- **Provided material**:
* * * * *
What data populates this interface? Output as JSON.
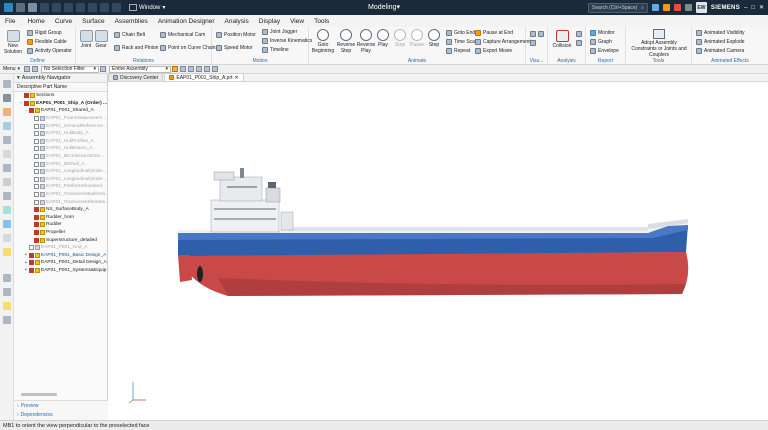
{
  "titlebar": {
    "window_menu": "Window",
    "app_mode": "Modeling",
    "search_placeholder": "Search (Ctrl+Space)",
    "user_initials": "EW",
    "brand": "SIEMENS"
  },
  "menu": [
    "File",
    "Home",
    "Curve",
    "Surface",
    "Assemblies",
    "Animation Designer",
    "Analysis",
    "Display",
    "View",
    "Tools"
  ],
  "ribbon": {
    "define": {
      "label": "Define",
      "new_solution": "New Solution",
      "rigid_group": "Rigid Group",
      "flexible_cable": "Flexible Cable",
      "activity_operator": "Activity Operator"
    },
    "relations": {
      "label": "Relations",
      "joint": "Joint",
      "gear": "Gear",
      "chain_belt": "Chain Belt",
      "rack_pinion": "Rack and Pinion",
      "mechanical_cam": "Mechanical Cam",
      "point_on_curve_chain": "Point on Curve Chain"
    },
    "motion": {
      "label": "Motion",
      "position_motor": "Position Motor",
      "speed_motor": "Speed Motor",
      "joint_jogger": "Joint Jogger",
      "inverse_kinematics": "Inverse Kinematics",
      "timeline": "Timeline"
    },
    "animate": {
      "label": "Animate",
      "goto_beginning": "Goto Beginning",
      "reverse_step": "Reverse Step",
      "reverse_play": "Reverse Play",
      "play": "Play",
      "stop": "Stop",
      "pause": "Pause",
      "step": "Step",
      "goto_end": "Goto End",
      "time_scale": "Time Scale",
      "repeat": "Repeat",
      "pause_at_end": "Pause at End",
      "capture_arrangement": "Capture Arrangement",
      "export_movie": "Export Movie"
    },
    "visualization": {
      "label": "Visu..."
    },
    "analysis": {
      "label": "Analysis",
      "collision": "Collision"
    },
    "report": {
      "label": "Report",
      "monitor": "Monitor",
      "graph": "Graph",
      "envelope": "Envelope"
    },
    "tools": {
      "label": "Tools",
      "adopt": "Adopt Assembly Constraints or Joints and Couplers"
    },
    "animated_effects": {
      "label": "Animated Effects",
      "visibility": "Animated Visibility",
      "explode": "Animated Explode",
      "camera": "Animated Camera"
    }
  },
  "selection_bar": {
    "menu": "Menu",
    "filter": "No Selection Filter",
    "scope": "Entire Assembly"
  },
  "navigator": {
    "title": "Assembly Navigator",
    "column": "Descriptive Part Name",
    "rows": [
      {
        "label": "Sections",
        "indent": 1,
        "state": "normal",
        "toggle": ""
      },
      {
        "label": "EAP01_P001_Ship_A (Order) ...",
        "indent": 1,
        "state": "bold",
        "toggle": "-"
      },
      {
        "label": "EAP01_P001_Shared_A",
        "indent": 2,
        "state": "normal",
        "toggle": "-"
      },
      {
        "label": "EAP01_FrameDataAssem...",
        "indent": 3,
        "state": "dim",
        "toggle": ""
      },
      {
        "label": "EAP01_GeneralReference...",
        "indent": 3,
        "state": "dim",
        "toggle": ""
      },
      {
        "label": "EAP01_HullBody_A",
        "indent": 3,
        "state": "dim",
        "toggle": ""
      },
      {
        "label": "EAP01_HullProfiles_A",
        "indent": 3,
        "state": "dim",
        "toggle": ""
      },
      {
        "label": "EAP01_HullBeams_A",
        "indent": 3,
        "state": "dim",
        "toggle": ""
      },
      {
        "label": "EAP01_IBCrossSectDom...",
        "indent": 3,
        "state": "dim",
        "toggle": ""
      },
      {
        "label": "EAP01_IBShell_A",
        "indent": 3,
        "state": "dim",
        "toggle": ""
      },
      {
        "label": "EAP01_LongitudinalGirder...",
        "indent": 3,
        "state": "dim",
        "toggle": ""
      },
      {
        "label": "EAP01_LongitudinalGirder...",
        "indent": 3,
        "state": "dim",
        "toggle": ""
      },
      {
        "label": "EAP01_PlatformSheetand...",
        "indent": 3,
        "state": "dim",
        "toggle": ""
      },
      {
        "label": "EAP01_TransverseBulkhea...",
        "indent": 3,
        "state": "dim",
        "toggle": ""
      },
      {
        "label": "EAP01_TransverseSheetas...",
        "indent": 3,
        "state": "dim",
        "toggle": ""
      },
      {
        "label": "NX_SurfaceBody_A",
        "indent": 3,
        "state": "normal",
        "toggle": ""
      },
      {
        "label": "Rudder_horn",
        "indent": 3,
        "state": "normal",
        "toggle": ""
      },
      {
        "label": "Rudder",
        "indent": 3,
        "state": "normal",
        "toggle": ""
      },
      {
        "label": "Propeller",
        "indent": 3,
        "state": "normal",
        "toggle": ""
      },
      {
        "label": "Superstructure_detailed",
        "indent": 3,
        "state": "normal",
        "toggle": ""
      },
      {
        "label": "EAP01_P001_Grid_A",
        "indent": 2,
        "state": "dim",
        "toggle": ""
      },
      {
        "label": "EAP01_P001_Basic Design_A",
        "indent": 2,
        "state": "sel",
        "toggle": "+"
      },
      {
        "label": "EAP01_P001_Detail Design_A",
        "indent": 2,
        "state": "normal",
        "toggle": "+"
      },
      {
        "label": "EAP01_P001_Systems&Equip...",
        "indent": 2,
        "state": "normal",
        "toggle": "+"
      }
    ],
    "preview": "Preview",
    "dependencies": "Dependencies"
  },
  "tabs": [
    {
      "label": "Discovery Center",
      "active": false
    },
    {
      "label": "EAP01_P001_Ship_A.prt",
      "active": true
    }
  ],
  "status": "MB1 to orient the view perpendicular to the preselected face",
  "colors": {
    "titlebar": "#1b2a3a",
    "hull_blue": "#2f5faa",
    "hull_red": "#c94848",
    "deck_white": "#eef1f4",
    "ribbon_label": "#2b6cb0"
  }
}
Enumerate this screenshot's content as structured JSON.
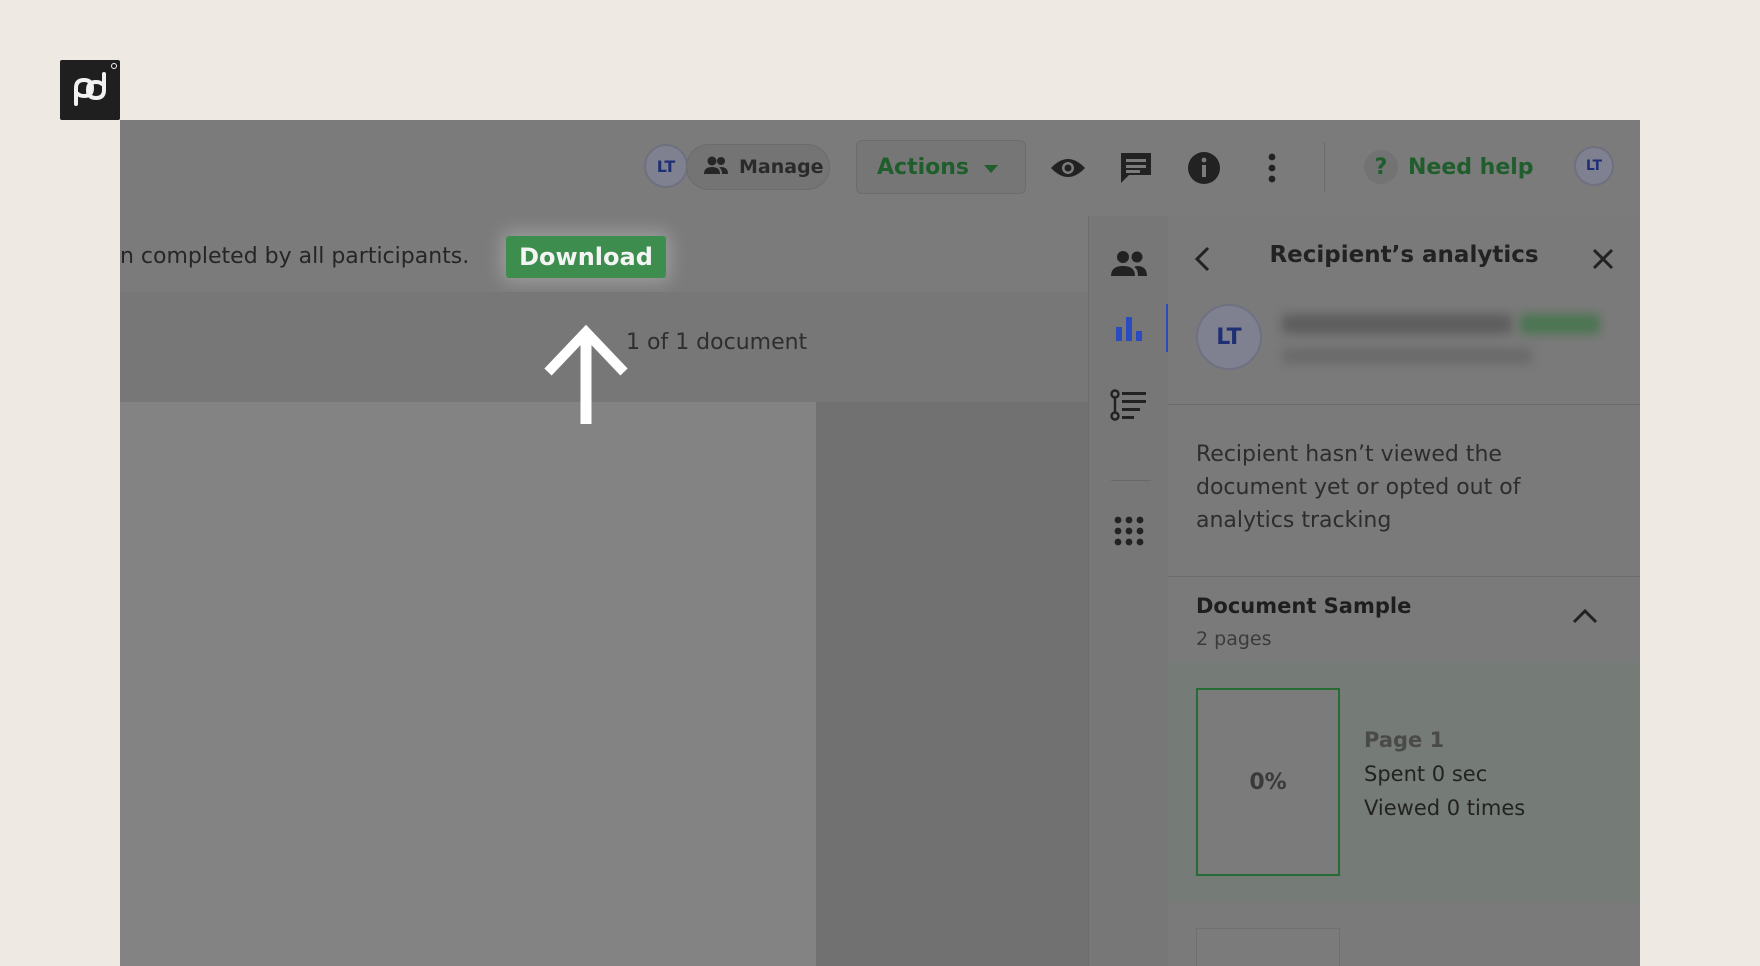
{
  "toolbar": {
    "owner_initials": "LT",
    "manage_label": "Manage",
    "actions_label": "Actions",
    "help_label": "Need help",
    "help_mark": "?",
    "user_initials": "LT"
  },
  "banner": {
    "message": "n completed by all participants.",
    "download_label": "Download"
  },
  "document_view": {
    "count_label": "1 of 1 document"
  },
  "panel": {
    "title": "Recipient’s analytics",
    "recipient_initials": "LT",
    "note": "Recipient hasn’t viewed the document yet or opted out of analytics tracking",
    "document": {
      "name": "Document Sample",
      "pages": "2 pages"
    },
    "page_stats": [
      {
        "label": "Page 1",
        "percent": "0%",
        "spent": "Spent 0 sec",
        "viewed": "Viewed 0 times"
      }
    ]
  },
  "colors": {
    "accent_green": "#3d8d4f",
    "active_blue": "#2b4cc0",
    "page_background": "#eee9e2",
    "dim_overlay": "#7a7a7a"
  },
  "icons": {
    "brand": "pandadoc-logo",
    "arrow": "arrow-up-icon"
  }
}
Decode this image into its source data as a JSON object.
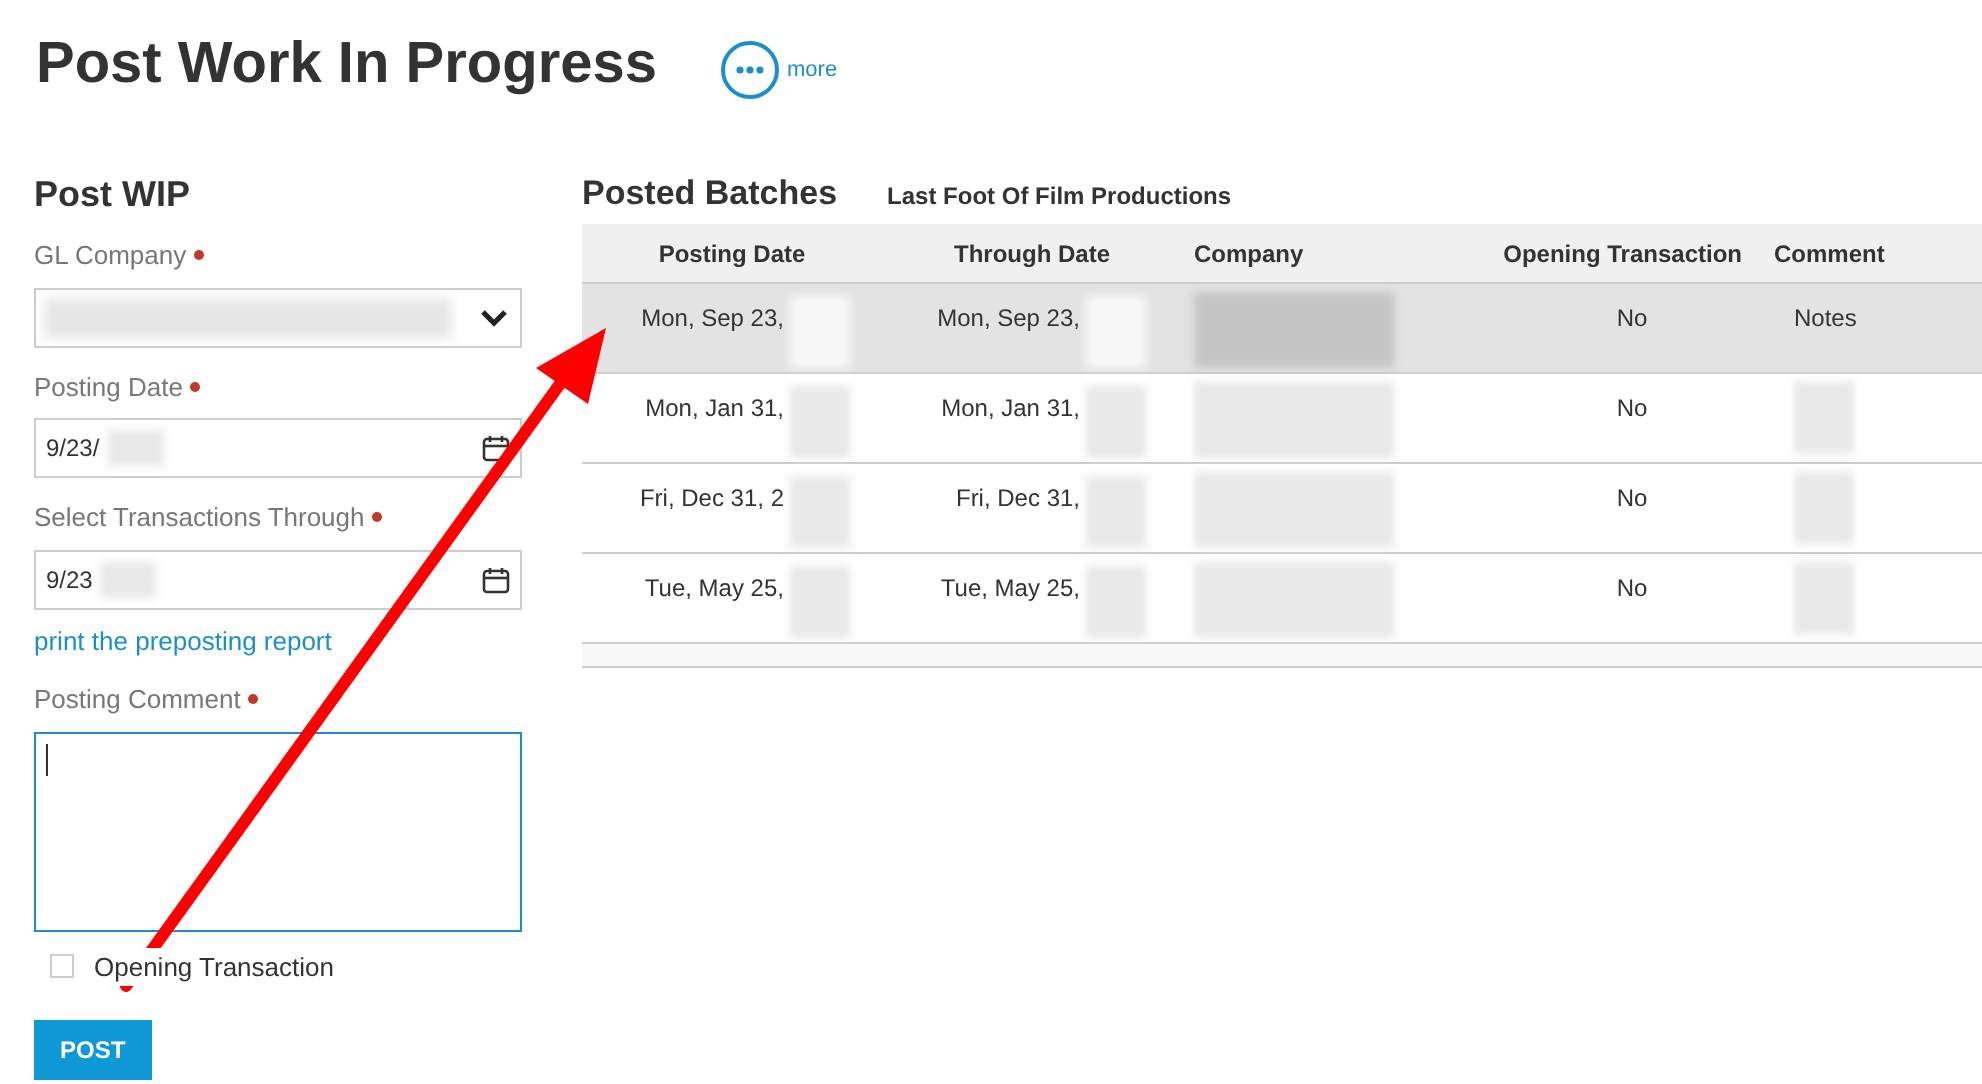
* * * * *
- **Aim**:
Give the entries again word for word, but skip the pictures.

- **Task output**:
What data populates this interface? Output as JSON.
{
  "titlebar": {
    "window_menu": "Window",
    "app_mode": "Modeling",
    "search_placeholder": "Search (Ctrl+Space)",
    "user_initials": "EW",
    "brand": "SIEMENS"
  },
  "menu": [
    "File",
    "Home",
    "Curve",
    "Surface",
    "Assemblies",
    "Animation Designer",
    "Analysis",
    "Display",
    "View",
    "Tools"
  ],
  "ribbon": {
    "define": {
      "label": "Define",
      "new_solution": "New Solution",
      "rigid_group": "Rigid Group",
      "flexible_cable": "Flexible Cable",
      "activity_operator": "Activity Operator"
    },
    "relations": {
      "label": "Relations",
      "joint": "Joint",
      "gear": "Gear",
      "chain_belt": "Chain Belt",
      "rack_pinion": "Rack and Pinion",
      "mechanical_cam": "Mechanical Cam",
      "point_on_curve_chain": "Point on Curve Chain"
    },
    "motion": {
      "label": "Motion",
      "position_motor": "Position Motor",
      "speed_motor": "Speed Motor",
      "joint_jogger": "Joint Jogger",
      "inverse_kinematics": "Inverse Kinematics",
      "timeline": "Timeline"
    },
    "animate": {
      "label": "Animate",
      "goto_beginning": "Goto Beginning",
      "reverse_step": "Reverse Step",
      "reverse_play": "Reverse Play",
      "play": "Play",
      "stop": "Stop",
      "pause": "Pause",
      "step": "Step",
      "goto_end": "Goto End",
      "time_scale": "Time Scale",
      "repeat": "Repeat",
      "pause_at_end": "Pause at End",
      "capture_arrangement": "Capture Arrangement",
      "export_movie": "Export Movie"
    },
    "visualization": {
      "label": "Visu..."
    },
    "analysis": {
      "label": "Analysis",
      "collision": "Collision"
    },
    "report": {
      "label": "Report",
      "monitor": "Monitor",
      "graph": "Graph",
      "envelope": "Envelope"
    },
    "tools": {
      "label": "Tools",
      "adopt": "Adopt Assembly Constraints or Joints and Couplers"
    },
    "animated_effects": {
      "label": "Animated Effects",
      "visibility": "Animated Visibility",
      "explode": "Animated Explode",
      "camera": "Animated Camera"
    }
  },
  "selection_bar": {
    "menu": "Menu",
    "filter": "No Selection Filter",
    "scope": "Entire Assembly"
  },
  "navigator": {
    "title": "Assembly Navigator",
    "column": "Descriptive Part Name",
    "rows": [
      {
        "label": "Sections",
        "indent": 1,
        "state": "normal",
        "toggle": ""
      },
      {
        "label": "EAP01_P001_Ship_A (Order) ...",
        "indent": 1,
        "state": "bold",
        "toggle": "-"
      },
      {
        "label": "EAP01_P001_Shared_A",
        "indent": 2,
        "state": "normal",
        "toggle": "-"
      },
      {
        "label": "EAP01_FrameDataAssem...",
        "indent": 3,
        "state": "dim",
        "toggle": ""
      },
      {
        "label": "EAP01_GeneralReference...",
        "indent": 3,
        "state": "dim",
        "toggle": ""
      },
      {
        "label": "EAP01_HullBody_A",
        "indent": 3,
        "state": "dim",
        "toggle": ""
      },
      {
        "label": "EAP01_HullProfiles_A",
        "indent": 3,
        "state": "dim",
        "toggle": ""
      },
      {
        "label": "EAP01_HullBeams_A",
        "indent": 3,
        "state": "dim",
        "toggle": ""
      },
      {
        "label": "EAP01_IBCrossSectDom...",
        "indent": 3,
        "state": "dim",
        "toggle": ""
      },
      {
        "label": "EAP01_IBShell_A",
        "indent": 3,
        "state": "dim",
        "toggle": ""
      },
      {
        "label": "EAP01_LongitudinalGirder...",
        "indent": 3,
        "state": "dim",
        "toggle": ""
      },
      {
        "label": "EAP01_LongitudinalGirder...",
        "indent": 3,
        "state": "dim",
        "toggle": ""
      },
      {
        "label": "EAP01_PlatformSheetand...",
        "indent": 3,
        "state": "dim",
        "toggle": ""
      },
      {
        "label": "EAP01_TransverseBulkhea...",
        "indent": 3,
        "state": "dim",
        "toggle": ""
      },
      {
        "label": "EAP01_TransverseSheetas...",
        "indent": 3,
        "state": "dim",
        "toggle": ""
      },
      {
        "label": "NX_SurfaceBody_A",
        "indent": 3,
        "state": "normal",
        "toggle": ""
      },
      {
        "label": "Rudder_horn",
        "indent": 3,
        "state": "normal",
        "toggle": ""
      },
      {
        "label": "Rudder",
        "indent": 3,
        "state": "normal",
        "toggle": ""
      },
      {
        "label": "Propeller",
        "indent": 3,
        "state": "normal",
        "toggle": ""
      },
      {
        "label": "Superstructure_detailed",
        "indent": 3,
        "state": "normal",
        "toggle": ""
      },
      {
        "label": "EAP01_P001_Grid_A",
        "indent": 2,
        "state": "dim",
        "toggle": ""
      },
      {
        "label": "EAP01_P001_Basic Design_A",
        "indent": 2,
        "state": "sel",
        "toggle": "+"
      },
      {
        "label": "EAP01_P001_Detail Design_A",
        "indent": 2,
        "state": "normal",
        "toggle": "+"
      },
      {
        "label": "EAP01_P001_Systems&Equip...",
        "indent": 2,
        "state": "normal",
        "toggle": "+"
      }
    ],
    "preview": "Preview",
    "dependencies": "Dependencies"
  },
  "tabs": [
    {
      "label": "Discovery Center",
      "active": false
    },
    {
      "label": "EAP01_P001_Ship_A.prt",
      "active": true
    }
  ],
  "status": "MB1 to orient the view perpendicular to the preselected face",
  "colors": {
    "titlebar": "#1b2a3a",
    "hull_blue": "#2f5faa",
    "hull_red": "#c94848",
    "deck_white": "#eef1f4",
    "ribbon_label": "#2b6cb0"
  }
}
Enumerate this screenshot's content as structured JSON.
{
  "toolbar": {
    "owner_initials": "LT",
    "manage_label": "Manage",
    "actions_label": "Actions",
    "help_label": "Need help",
    "help_mark": "?",
    "user_initials": "LT"
  },
  "banner": {
    "message": "n completed by all participants.",
    "download_label": "Download"
  },
  "document_view": {
    "count_label": "1 of 1 document"
  },
  "panel": {
    "title": "Recipient’s analytics",
    "recipient_initials": "LT",
    "note": "Recipient hasn’t viewed the document yet or opted out of analytics tracking",
    "document": {
      "name": "Document Sample",
      "pages": "2 pages"
    },
    "page_stats": [
      {
        "label": "Page 1",
        "percent": "0%",
        "spent": "Spent 0 sec",
        "viewed": "Viewed 0 times"
      }
    ]
  },
  "colors": {
    "accent_green": "#3d8d4f",
    "active_blue": "#2b4cc0",
    "page_background": "#eee9e2",
    "dim_overlay": "#7a7a7a"
  },
  "icons": {
    "brand": "pandadoc-logo",
    "arrow": "arrow-up-icon"
  }
}
Decode this image into its source data as a JSON object.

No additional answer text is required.